WHAT THE TASK REQUIRES:
How many lines in the records below hold the string "classified"? Answer with the number alone.

(Dataset items)
· · ·
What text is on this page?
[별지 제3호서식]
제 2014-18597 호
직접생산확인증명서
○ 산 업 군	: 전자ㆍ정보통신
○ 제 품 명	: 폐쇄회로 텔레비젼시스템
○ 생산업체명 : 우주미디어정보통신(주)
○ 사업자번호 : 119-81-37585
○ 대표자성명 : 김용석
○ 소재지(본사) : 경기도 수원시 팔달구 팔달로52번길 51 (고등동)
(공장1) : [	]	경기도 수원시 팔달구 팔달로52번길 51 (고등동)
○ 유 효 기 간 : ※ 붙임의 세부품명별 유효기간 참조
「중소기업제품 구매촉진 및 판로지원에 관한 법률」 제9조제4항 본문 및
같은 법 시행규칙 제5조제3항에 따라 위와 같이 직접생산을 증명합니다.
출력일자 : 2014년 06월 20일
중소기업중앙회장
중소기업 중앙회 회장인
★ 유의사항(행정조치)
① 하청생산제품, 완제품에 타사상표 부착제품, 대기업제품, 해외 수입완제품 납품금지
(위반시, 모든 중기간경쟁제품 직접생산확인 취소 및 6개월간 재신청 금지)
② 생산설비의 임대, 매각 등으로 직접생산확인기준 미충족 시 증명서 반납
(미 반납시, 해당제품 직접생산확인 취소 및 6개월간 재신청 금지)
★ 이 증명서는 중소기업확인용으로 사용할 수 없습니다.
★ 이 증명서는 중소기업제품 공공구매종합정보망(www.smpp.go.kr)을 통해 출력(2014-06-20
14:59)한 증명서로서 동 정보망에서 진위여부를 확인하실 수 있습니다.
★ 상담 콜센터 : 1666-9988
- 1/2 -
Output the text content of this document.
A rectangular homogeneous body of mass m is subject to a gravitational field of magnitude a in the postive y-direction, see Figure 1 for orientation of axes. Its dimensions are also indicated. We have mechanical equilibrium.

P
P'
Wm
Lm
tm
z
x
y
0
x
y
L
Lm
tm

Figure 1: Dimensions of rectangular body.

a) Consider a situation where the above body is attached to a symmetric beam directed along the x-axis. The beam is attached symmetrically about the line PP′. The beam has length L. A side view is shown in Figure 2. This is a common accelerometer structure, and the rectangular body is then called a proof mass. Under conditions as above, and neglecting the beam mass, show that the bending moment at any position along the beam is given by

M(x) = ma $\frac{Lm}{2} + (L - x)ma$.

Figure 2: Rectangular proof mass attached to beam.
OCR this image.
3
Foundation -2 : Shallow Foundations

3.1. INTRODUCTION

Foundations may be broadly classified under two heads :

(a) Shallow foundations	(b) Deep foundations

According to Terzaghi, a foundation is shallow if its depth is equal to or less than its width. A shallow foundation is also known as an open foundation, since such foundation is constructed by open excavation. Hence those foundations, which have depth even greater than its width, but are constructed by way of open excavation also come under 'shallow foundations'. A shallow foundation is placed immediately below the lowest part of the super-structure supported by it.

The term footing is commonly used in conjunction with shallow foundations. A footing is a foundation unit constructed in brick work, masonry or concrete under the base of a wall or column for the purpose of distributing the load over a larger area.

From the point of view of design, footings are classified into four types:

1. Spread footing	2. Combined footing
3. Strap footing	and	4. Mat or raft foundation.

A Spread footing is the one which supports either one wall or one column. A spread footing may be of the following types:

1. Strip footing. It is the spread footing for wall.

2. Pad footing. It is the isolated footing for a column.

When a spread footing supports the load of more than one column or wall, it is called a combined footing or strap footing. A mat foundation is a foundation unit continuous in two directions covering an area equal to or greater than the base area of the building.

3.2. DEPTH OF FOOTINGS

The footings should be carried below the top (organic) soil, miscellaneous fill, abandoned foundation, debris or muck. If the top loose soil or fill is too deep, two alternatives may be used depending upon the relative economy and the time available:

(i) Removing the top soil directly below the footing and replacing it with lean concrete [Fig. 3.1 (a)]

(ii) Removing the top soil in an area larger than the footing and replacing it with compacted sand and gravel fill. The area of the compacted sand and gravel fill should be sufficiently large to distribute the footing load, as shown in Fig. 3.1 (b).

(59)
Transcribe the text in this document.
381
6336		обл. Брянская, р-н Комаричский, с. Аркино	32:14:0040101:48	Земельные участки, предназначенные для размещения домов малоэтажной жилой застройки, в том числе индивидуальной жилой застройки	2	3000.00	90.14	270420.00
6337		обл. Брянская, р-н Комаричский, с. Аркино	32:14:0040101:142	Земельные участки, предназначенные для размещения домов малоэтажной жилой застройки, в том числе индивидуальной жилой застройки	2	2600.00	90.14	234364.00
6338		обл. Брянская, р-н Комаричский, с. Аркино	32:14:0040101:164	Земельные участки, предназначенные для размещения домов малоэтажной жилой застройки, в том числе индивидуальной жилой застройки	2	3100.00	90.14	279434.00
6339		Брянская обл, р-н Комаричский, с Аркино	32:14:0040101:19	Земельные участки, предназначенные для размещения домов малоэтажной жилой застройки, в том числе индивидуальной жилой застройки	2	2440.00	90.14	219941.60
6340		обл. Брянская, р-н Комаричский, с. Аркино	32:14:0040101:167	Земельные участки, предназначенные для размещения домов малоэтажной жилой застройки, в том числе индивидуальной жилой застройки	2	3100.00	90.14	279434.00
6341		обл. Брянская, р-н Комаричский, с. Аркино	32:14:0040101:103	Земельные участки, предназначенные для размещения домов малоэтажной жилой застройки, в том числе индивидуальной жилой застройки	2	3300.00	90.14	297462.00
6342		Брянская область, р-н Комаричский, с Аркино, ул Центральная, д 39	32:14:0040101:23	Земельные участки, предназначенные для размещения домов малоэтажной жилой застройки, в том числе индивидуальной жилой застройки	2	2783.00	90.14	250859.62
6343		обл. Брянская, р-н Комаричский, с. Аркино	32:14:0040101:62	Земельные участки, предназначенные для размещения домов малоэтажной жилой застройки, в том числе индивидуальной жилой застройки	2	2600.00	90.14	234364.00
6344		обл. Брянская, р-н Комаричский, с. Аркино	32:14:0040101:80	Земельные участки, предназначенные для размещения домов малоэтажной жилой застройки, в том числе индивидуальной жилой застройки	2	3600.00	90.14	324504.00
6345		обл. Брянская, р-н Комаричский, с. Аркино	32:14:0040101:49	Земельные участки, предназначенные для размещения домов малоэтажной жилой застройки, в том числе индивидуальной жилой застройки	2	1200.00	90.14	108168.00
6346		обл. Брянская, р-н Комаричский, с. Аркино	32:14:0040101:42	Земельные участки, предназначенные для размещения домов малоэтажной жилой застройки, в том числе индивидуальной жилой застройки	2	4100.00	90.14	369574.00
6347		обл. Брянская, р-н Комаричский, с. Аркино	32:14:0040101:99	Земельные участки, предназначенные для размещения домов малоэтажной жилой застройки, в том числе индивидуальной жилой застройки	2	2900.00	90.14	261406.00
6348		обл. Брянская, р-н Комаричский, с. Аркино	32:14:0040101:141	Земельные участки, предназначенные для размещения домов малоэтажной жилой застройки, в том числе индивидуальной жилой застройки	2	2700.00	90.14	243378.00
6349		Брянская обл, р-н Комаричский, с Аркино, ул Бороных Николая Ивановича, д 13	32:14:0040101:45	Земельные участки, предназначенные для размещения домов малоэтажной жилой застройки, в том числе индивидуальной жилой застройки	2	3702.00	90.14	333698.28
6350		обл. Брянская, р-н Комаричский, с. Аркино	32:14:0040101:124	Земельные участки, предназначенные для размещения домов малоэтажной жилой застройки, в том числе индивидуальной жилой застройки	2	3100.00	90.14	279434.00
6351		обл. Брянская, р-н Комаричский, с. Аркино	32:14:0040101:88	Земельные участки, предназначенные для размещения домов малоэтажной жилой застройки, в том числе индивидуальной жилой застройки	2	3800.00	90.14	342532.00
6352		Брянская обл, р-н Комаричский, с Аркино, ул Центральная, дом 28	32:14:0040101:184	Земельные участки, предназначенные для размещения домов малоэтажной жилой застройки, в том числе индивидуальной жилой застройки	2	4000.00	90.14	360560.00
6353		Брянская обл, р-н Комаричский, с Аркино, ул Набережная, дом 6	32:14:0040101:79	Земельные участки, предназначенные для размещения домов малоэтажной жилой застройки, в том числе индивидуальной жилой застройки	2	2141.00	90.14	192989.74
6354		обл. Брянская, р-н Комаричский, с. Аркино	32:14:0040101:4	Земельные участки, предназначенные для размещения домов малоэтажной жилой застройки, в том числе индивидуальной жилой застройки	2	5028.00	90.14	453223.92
· · ·
RESULT OF THE TASK:
2